-------- Entries provided
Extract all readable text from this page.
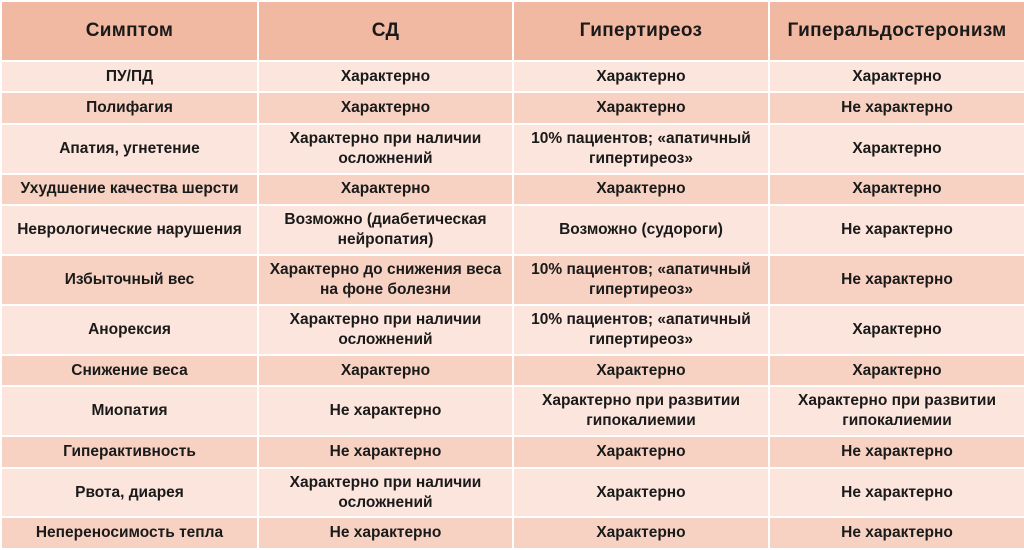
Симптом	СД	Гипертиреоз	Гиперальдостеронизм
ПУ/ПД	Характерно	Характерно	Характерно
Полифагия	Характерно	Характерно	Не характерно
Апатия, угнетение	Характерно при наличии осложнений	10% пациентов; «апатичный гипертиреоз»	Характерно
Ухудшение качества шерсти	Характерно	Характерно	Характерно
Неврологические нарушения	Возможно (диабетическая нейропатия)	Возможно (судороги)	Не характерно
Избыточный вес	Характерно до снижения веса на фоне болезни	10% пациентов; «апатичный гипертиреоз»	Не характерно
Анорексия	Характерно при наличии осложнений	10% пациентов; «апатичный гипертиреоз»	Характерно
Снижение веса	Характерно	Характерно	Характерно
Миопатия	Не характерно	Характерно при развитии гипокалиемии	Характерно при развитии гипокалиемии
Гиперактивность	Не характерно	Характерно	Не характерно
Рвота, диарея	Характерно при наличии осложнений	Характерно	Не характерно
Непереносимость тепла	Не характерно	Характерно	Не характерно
----------------
-------- Entries provided
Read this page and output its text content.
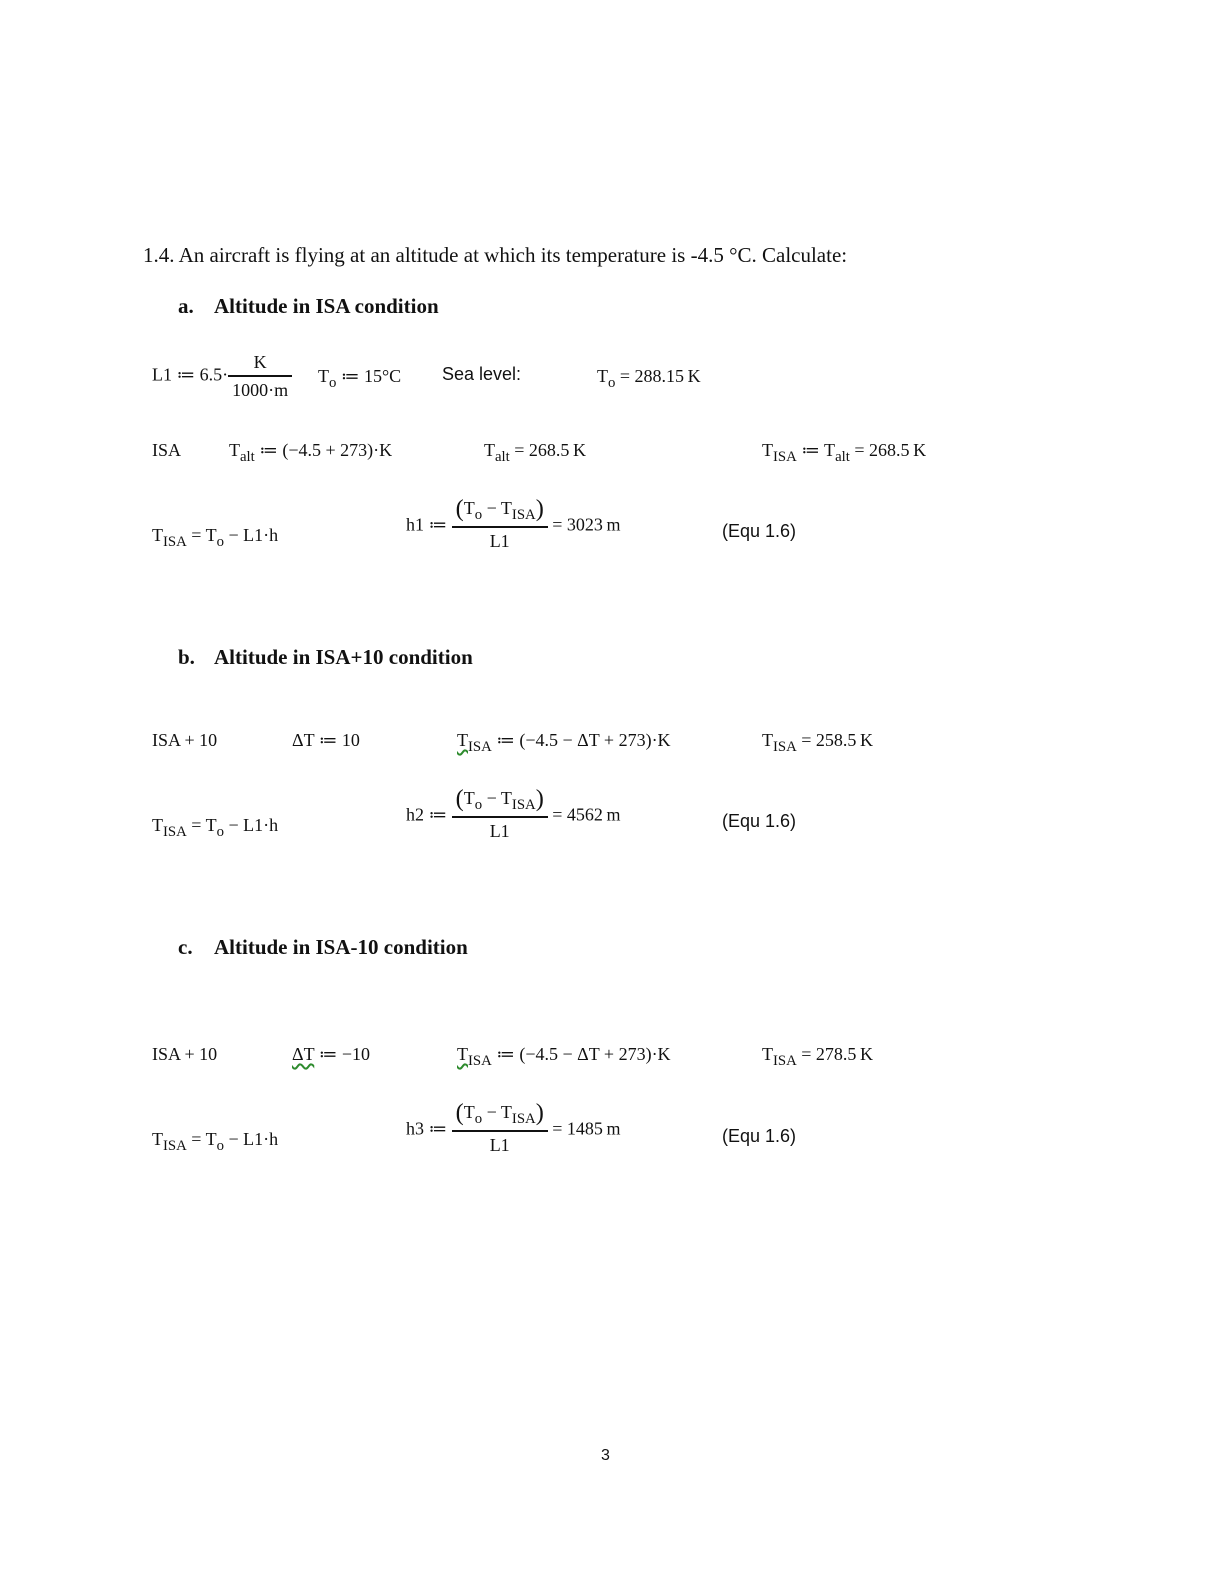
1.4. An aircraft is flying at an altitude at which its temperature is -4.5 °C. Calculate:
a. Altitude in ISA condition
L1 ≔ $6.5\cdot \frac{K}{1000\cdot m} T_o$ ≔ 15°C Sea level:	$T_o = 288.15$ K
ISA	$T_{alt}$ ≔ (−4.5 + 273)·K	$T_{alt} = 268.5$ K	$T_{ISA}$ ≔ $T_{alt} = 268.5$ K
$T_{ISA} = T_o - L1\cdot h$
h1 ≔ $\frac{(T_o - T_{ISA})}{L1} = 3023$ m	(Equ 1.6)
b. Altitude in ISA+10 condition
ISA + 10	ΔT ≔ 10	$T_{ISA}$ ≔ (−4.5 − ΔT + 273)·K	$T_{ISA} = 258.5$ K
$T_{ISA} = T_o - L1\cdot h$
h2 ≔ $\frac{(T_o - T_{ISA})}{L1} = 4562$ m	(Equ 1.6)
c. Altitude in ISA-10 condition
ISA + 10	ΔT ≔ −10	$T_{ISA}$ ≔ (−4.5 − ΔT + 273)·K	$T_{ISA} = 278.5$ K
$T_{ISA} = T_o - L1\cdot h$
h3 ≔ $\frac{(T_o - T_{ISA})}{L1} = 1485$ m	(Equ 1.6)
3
----------------
**Task requirements**
All lines above containing the string "text" are to be collected.

**Answer to this problem**
Extract all readable text from this page.
Read this page and output its text content.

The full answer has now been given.